Figure contents as structured data:
----------------

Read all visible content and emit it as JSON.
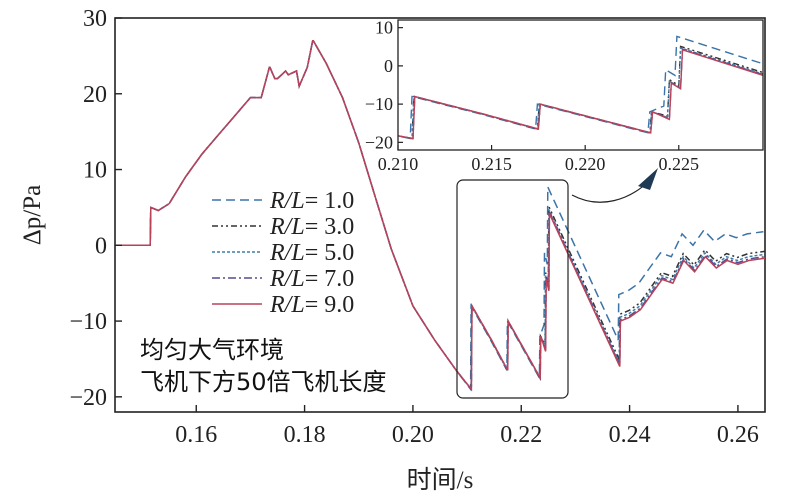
{
  "chart_data": {
    "type": "line",
    "xlabel": "时间/s",
    "ylabel": "Δp/Pa",
    "xlim": [
      0.145,
      0.265
    ],
    "ylim": [
      -22,
      30
    ],
    "xticks": [
      0.16,
      0.18,
      0.2,
      0.22,
      0.24,
      0.26
    ],
    "yticks": [
      -20,
      -10,
      0,
      10,
      20,
      30
    ],
    "xtick_labels": [
      "0.16",
      "0.18",
      "0.20",
      "0.22",
      "0.24",
      "0.26"
    ],
    "ytick_labels": [
      "−20",
      "−10",
      "0",
      "10",
      "20",
      "30"
    ],
    "grid": false,
    "legend_position": "center-left",
    "annotation_lines": [
      "均匀大气环境",
      "飞机下方50倍飞机长度"
    ],
    "base_curve": {
      "x": [
        0.145,
        0.1515,
        0.1516,
        0.153,
        0.155,
        0.158,
        0.161,
        0.164,
        0.167,
        0.17,
        0.172,
        0.1735,
        0.1736,
        0.1745,
        0.175,
        0.1765,
        0.177,
        0.1785,
        0.179,
        0.1805,
        0.1815,
        0.1816,
        0.184,
        0.187,
        0.19,
        0.193,
        0.196,
        0.2,
        0.204,
        0.208,
        0.2108,
        0.2109,
        0.2145,
        0.2175,
        0.2176,
        0.2235,
        0.2236,
        0.2245,
        0.2246,
        0.2251,
        0.2252,
        0.2382,
        0.2383,
        0.24,
        0.242,
        0.244,
        0.246,
        0.248,
        0.25,
        0.252,
        0.254,
        0.256,
        0.258,
        0.26,
        0.262,
        0.265
      ],
      "y": [
        0,
        0,
        5,
        4.6,
        5.5,
        9,
        12,
        14.5,
        17,
        19.5,
        19.5,
        23.5,
        23.5,
        22,
        22,
        23,
        22.5,
        23,
        21,
        23.5,
        27,
        27,
        24,
        19.5,
        13.5,
        6.5,
        -0.5,
        -8,
        -12.5,
        -16.5,
        -19,
        -8,
        -12.5,
        -16.5,
        -10,
        -17.5,
        -12,
        -14,
        -4.5,
        -6,
        4.2,
        -16,
        -10,
        -9.5,
        -8.5,
        -6.5,
        -4.5,
        -5,
        -2,
        -3.5,
        -1.5,
        -3,
        -2,
        -2.5,
        -2,
        -1.7
      ]
    },
    "inset": {
      "xlim": [
        0.21,
        0.2295
      ],
      "ylim": [
        -22,
        12
      ],
      "xticks": [
        0.21,
        0.215,
        0.22,
        0.225
      ],
      "yticks": [
        -20,
        -10,
        0,
        10
      ],
      "xtick_labels": [
        "0.210",
        "0.215",
        "0.220",
        "0.225"
      ],
      "ytick_labels": [
        "−20",
        "−10",
        "0",
        "10"
      ]
    },
    "series": [
      {
        "name": "R/L= 1.0",
        "name_italic": "R/L",
        "name_value": "= 1.0",
        "color": "#3a74a8",
        "dash": "9,5",
        "delta_before": 0.0,
        "delta_after": 3.5,
        "dx": 0.0003
      },
      {
        "name": "R/L= 3.0",
        "name_italic": "R/L",
        "name_value": "= 3.0",
        "color": "#333333",
        "dash": "6,3,2,3,2,3",
        "delta_before": 0.0,
        "delta_after": 0.9,
        "dx": 0.0001
      },
      {
        "name": "R/L= 5.0",
        "name_italic": "R/L",
        "name_value": "= 5.0",
        "color": "#3d7fa6",
        "dash": "3,2",
        "delta_before": 0.0,
        "delta_after": 0.5,
        "dx": 0.0001
      },
      {
        "name": "R/L= 7.0",
        "name_italic": "R/L",
        "name_value": "= 7.0",
        "color": "#5a4a8f",
        "dash": "8,3,2,3",
        "delta_before": 0.0,
        "delta_after": 0.2,
        "dx": 0.0
      },
      {
        "name": "R/L= 9.0",
        "name_italic": "R/L",
        "name_value": "= 9.0",
        "color": "#b8425a",
        "dash": "",
        "delta_before": 0.0,
        "delta_after": 0.0,
        "dx": 0.0
      }
    ]
  }
}
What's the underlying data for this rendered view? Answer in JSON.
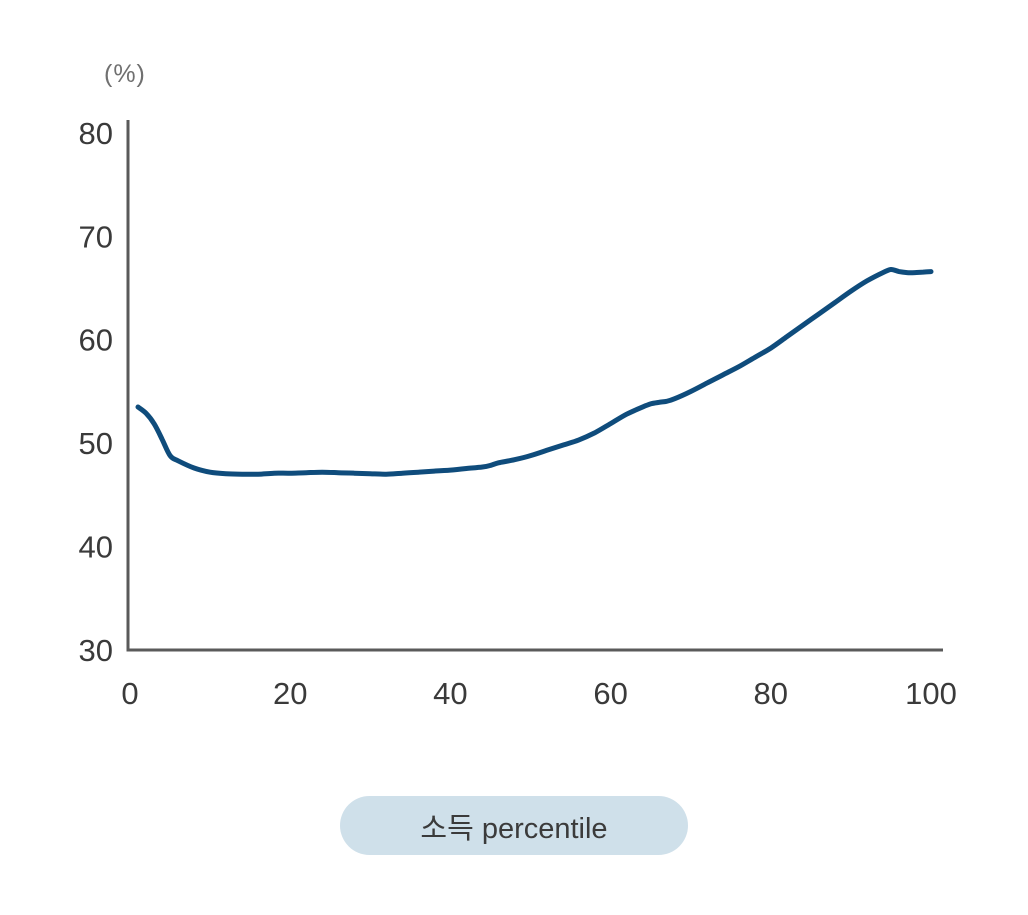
{
  "page": {
    "background": "#ffffff"
  },
  "badge": {
    "bg_color": "#cfe0ea",
    "text_color": "#3b3b3b"
  },
  "chart_data": {
    "type": "line",
    "title": "",
    "ylabel": "(%)",
    "xlabel": "소득 percentile",
    "legend": "none",
    "grid": false,
    "xlim": [
      0,
      100
    ],
    "ylim": [
      30,
      80
    ],
    "xticks": [
      0,
      20,
      40,
      60,
      80,
      100
    ],
    "yticks": [
      30,
      40,
      50,
      60,
      70,
      80
    ],
    "line_color": "#0f4c7c",
    "axis_color": "#5a5a5a",
    "tick_label_color": "#3a3a3a",
    "x": [
      1,
      2,
      3,
      4,
      5,
      6,
      8,
      10,
      12,
      14,
      16,
      18,
      20,
      22,
      24,
      26,
      28,
      30,
      32,
      34,
      36,
      38,
      40,
      42,
      44,
      45,
      46,
      48,
      50,
      52,
      54,
      56,
      58,
      60,
      62,
      64,
      65,
      66,
      67,
      68,
      70,
      72,
      74,
      76,
      78,
      80,
      82,
      84,
      86,
      88,
      90,
      92,
      94,
      95,
      96,
      97,
      98,
      99,
      100
    ],
    "y": [
      53.5,
      52.9,
      51.9,
      50.4,
      48.8,
      48.3,
      47.6,
      47.2,
      47.05,
      47.0,
      47.0,
      47.1,
      47.1,
      47.15,
      47.2,
      47.15,
      47.1,
      47.05,
      47.0,
      47.1,
      47.2,
      47.3,
      47.4,
      47.55,
      47.7,
      47.85,
      48.1,
      48.4,
      48.8,
      49.3,
      49.8,
      50.3,
      51.0,
      51.9,
      52.8,
      53.5,
      53.8,
      53.95,
      54.05,
      54.3,
      55.0,
      55.8,
      56.6,
      57.4,
      58.3,
      59.2,
      60.3,
      61.4,
      62.5,
      63.6,
      64.7,
      65.7,
      66.5,
      66.8,
      66.6,
      66.5,
      66.5,
      66.55,
      66.6
    ]
  }
}
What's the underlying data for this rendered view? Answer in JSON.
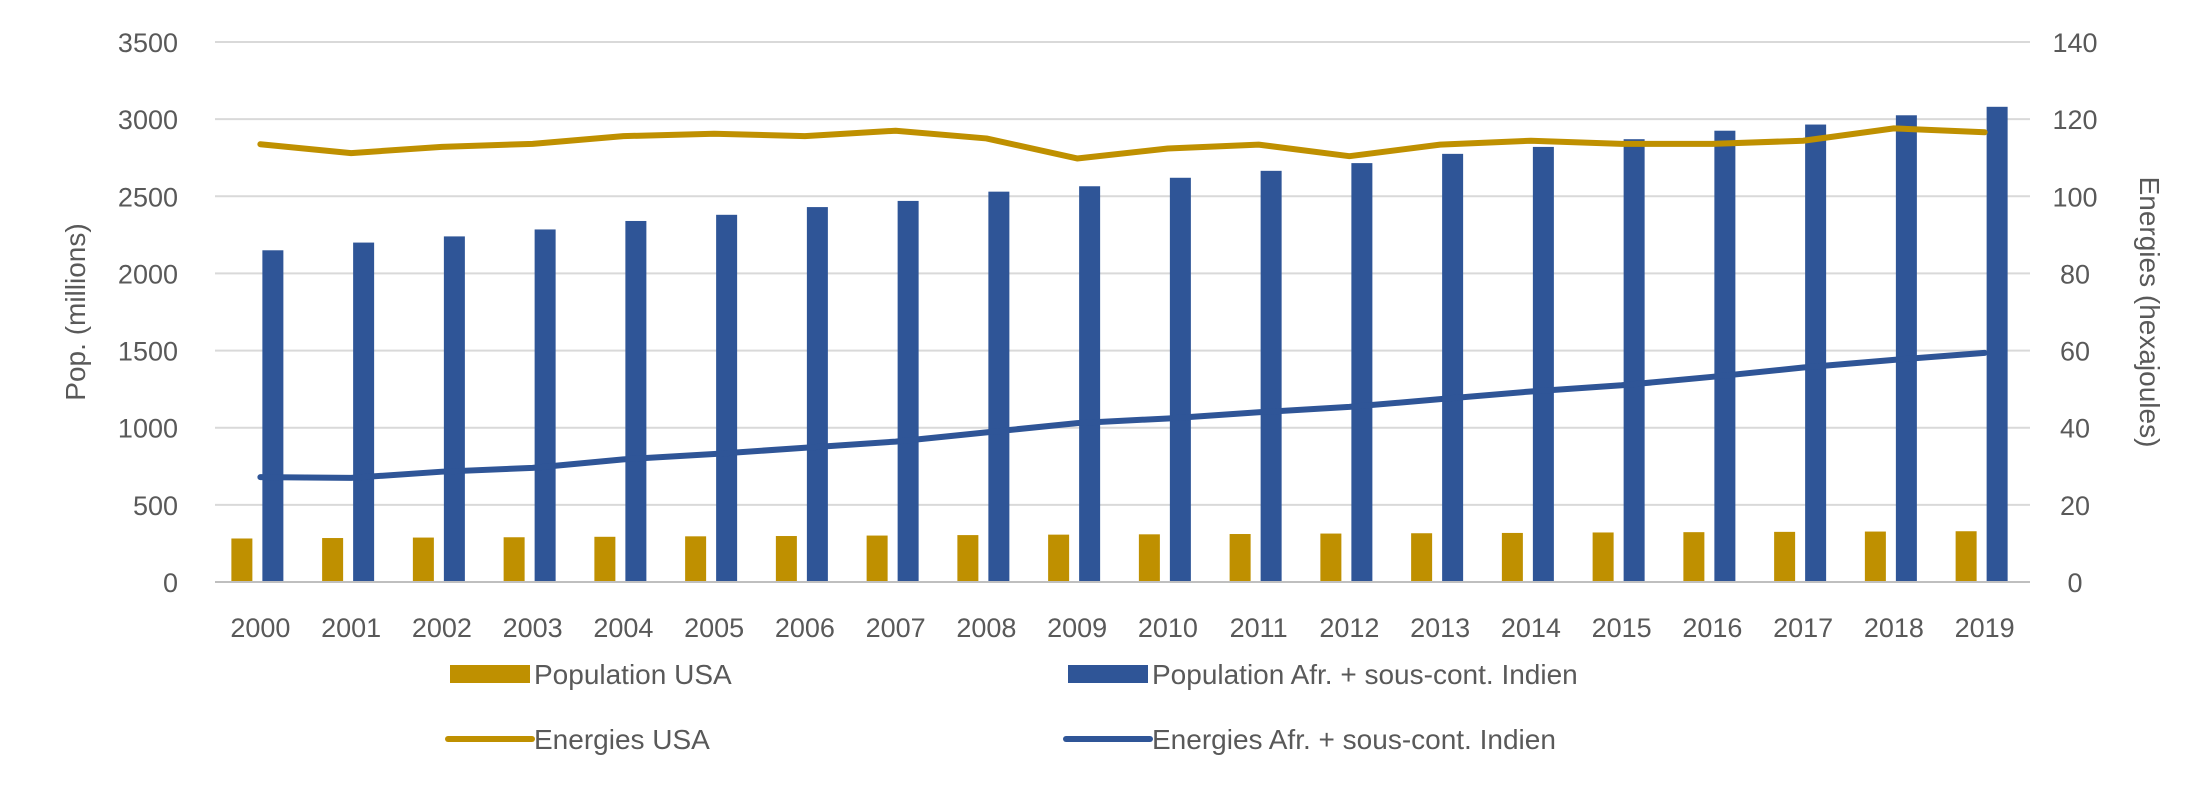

----------------

_Objective:_ Leave out the pictures and copy the rest of the material above exactly.

_Exercise result:_
Read all visible content and emit it as JSON.
{
  "chart_data": {
    "type": "line",
    "xlabel": "时间/s",
    "ylabel": "Δp/Pa",
    "xlim": [
      0.145,
      0.265
    ],
    "ylim": [
      -22,
      30
    ],
    "xticks": [
      0.16,
      0.18,
      0.2,
      0.22,
      0.24,
      0.26
    ],
    "yticks": [
      -20,
      -10,
      0,
      10,
      20,
      30
    ],
    "xtick_labels": [
      "0.16",
      "0.18",
      "0.20",
      "0.22",
      "0.24",
      "0.26"
    ],
    "ytick_labels": [
      "−20",
      "−10",
      "0",
      "10",
      "20",
      "30"
    ],
    "grid": false,
    "legend_position": "center-left",
    "annotation_lines": [
      "均匀大气环境",
      "飞机下方50倍飞机长度"
    ],
    "base_curve": {
      "x": [
        0.145,
        0.1515,
        0.1516,
        0.153,
        0.155,
        0.158,
        0.161,
        0.164,
        0.167,
        0.17,
        0.172,
        0.1735,
        0.1736,
        0.1745,
        0.175,
        0.1765,
        0.177,
        0.1785,
        0.179,
        0.1805,
        0.1815,
        0.1816,
        0.184,
        0.187,
        0.19,
        0.193,
        0.196,
        0.2,
        0.204,
        0.208,
        0.2108,
        0.2109,
        0.2145,
        0.2175,
        0.2176,
        0.2235,
        0.2236,
        0.2245,
        0.2246,
        0.2251,
        0.2252,
        0.2382,
        0.2383,
        0.24,
        0.242,
        0.244,
        0.246,
        0.248,
        0.25,
        0.252,
        0.254,
        0.256,
        0.258,
        0.26,
        0.262,
        0.265
      ],
      "y": [
        0,
        0,
        5,
        4.6,
        5.5,
        9,
        12,
        14.5,
        17,
        19.5,
        19.5,
        23.5,
        23.5,
        22,
        22,
        23,
        22.5,
        23,
        21,
        23.5,
        27,
        27,
        24,
        19.5,
        13.5,
        6.5,
        -0.5,
        -8,
        -12.5,
        -16.5,
        -19,
        -8,
        -12.5,
        -16.5,
        -10,
        -17.5,
        -12,
        -14,
        -4.5,
        -6,
        4.2,
        -16,
        -10,
        -9.5,
        -8.5,
        -6.5,
        -4.5,
        -5,
        -2,
        -3.5,
        -1.5,
        -3,
        -2,
        -2.5,
        -2,
        -1.7
      ]
    },
    "inset": {
      "xlim": [
        0.21,
        0.2295
      ],
      "ylim": [
        -22,
        12
      ],
      "xticks": [
        0.21,
        0.215,
        0.22,
        0.225
      ],
      "yticks": [
        -20,
        -10,
        0,
        10
      ],
      "xtick_labels": [
        "0.210",
        "0.215",
        "0.220",
        "0.225"
      ],
      "ytick_labels": [
        "−20",
        "−10",
        "0",
        "10"
      ]
    },
    "series": [
      {
        "name": "R/L= 1.0",
        "name_italic": "R/L",
        "name_value": "= 1.0",
        "color": "#3a74a8",
        "dash": "9,5",
        "delta_before": 0.0,
        "delta_after": 3.5,
        "dx": 0.0003
      },
      {
        "name": "R/L= 3.0",
        "name_italic": "R/L",
        "name_value": "= 3.0",
        "color": "#333333",
        "dash": "6,3,2,3,2,3",
        "delta_before": 0.0,
        "delta_after": 0.9,
        "dx": 0.0001
      },
      {
        "name": "R/L= 5.0",
        "name_italic": "R/L",
        "name_value": "= 5.0",
        "color": "#3d7fa6",
        "dash": "3,2",
        "delta_before": 0.0,
        "delta_after": 0.5,
        "dx": 0.0001
      },
      {
        "name": "R/L= 7.0",
        "name_italic": "R/L",
        "name_value": "= 7.0",
        "color": "#5a4a8f",
        "dash": "8,3,2,3",
        "delta_before": 0.0,
        "delta_after": 0.2,
        "dx": 0.0
      },
      {
        "name": "R/L= 9.0",
        "name_italic": "R/L",
        "name_value": "= 9.0",
        "color": "#b8425a",
        "dash": "",
        "delta_before": 0.0,
        "delta_after": 0.0,
        "dx": 0.0
      }
    ]
  }
}
What's the underlying data for this rendered view? Answer in JSON.
{
  "page": {
    "background": "#ffffff"
  },
  "badge": {
    "bg_color": "#cfe0ea",
    "text_color": "#3b3b3b"
  },
  "chart_data": {
    "type": "line",
    "title": "",
    "ylabel": "(%)",
    "xlabel": "소득 percentile",
    "legend": "none",
    "grid": false,
    "xlim": [
      0,
      100
    ],
    "ylim": [
      30,
      80
    ],
    "xticks": [
      0,
      20,
      40,
      60,
      80,
      100
    ],
    "yticks": [
      30,
      40,
      50,
      60,
      70,
      80
    ],
    "line_color": "#0f4c7c",
    "axis_color": "#5a5a5a",
    "tick_label_color": "#3a3a3a",
    "x": [
      1,
      2,
      3,
      4,
      5,
      6,
      8,
      10,
      12,
      14,
      16,
      18,
      20,
      22,
      24,
      26,
      28,
      30,
      32,
      34,
      36,
      38,
      40,
      42,
      44,
      45,
      46,
      48,
      50,
      52,
      54,
      56,
      58,
      60,
      62,
      64,
      65,
      66,
      67,
      68,
      70,
      72,
      74,
      76,
      78,
      80,
      82,
      84,
      86,
      88,
      90,
      92,
      94,
      95,
      96,
      97,
      98,
      99,
      100
    ],
    "y": [
      53.5,
      52.9,
      51.9,
      50.4,
      48.8,
      48.3,
      47.6,
      47.2,
      47.05,
      47.0,
      47.0,
      47.1,
      47.1,
      47.15,
      47.2,
      47.15,
      47.1,
      47.05,
      47.0,
      47.1,
      47.2,
      47.3,
      47.4,
      47.55,
      47.7,
      47.85,
      48.1,
      48.4,
      48.8,
      49.3,
      49.8,
      50.3,
      51.0,
      51.9,
      52.8,
      53.5,
      53.8,
      53.95,
      54.05,
      54.3,
      55.0,
      55.8,
      56.6,
      57.4,
      58.3,
      59.2,
      60.3,
      61.4,
      62.5,
      63.6,
      64.7,
      65.7,
      66.5,
      66.8,
      66.6,
      66.5,
      66.5,
      66.55,
      66.6
    ]
  }
}
What's the underlying data for this rendered view? Answer in JSON.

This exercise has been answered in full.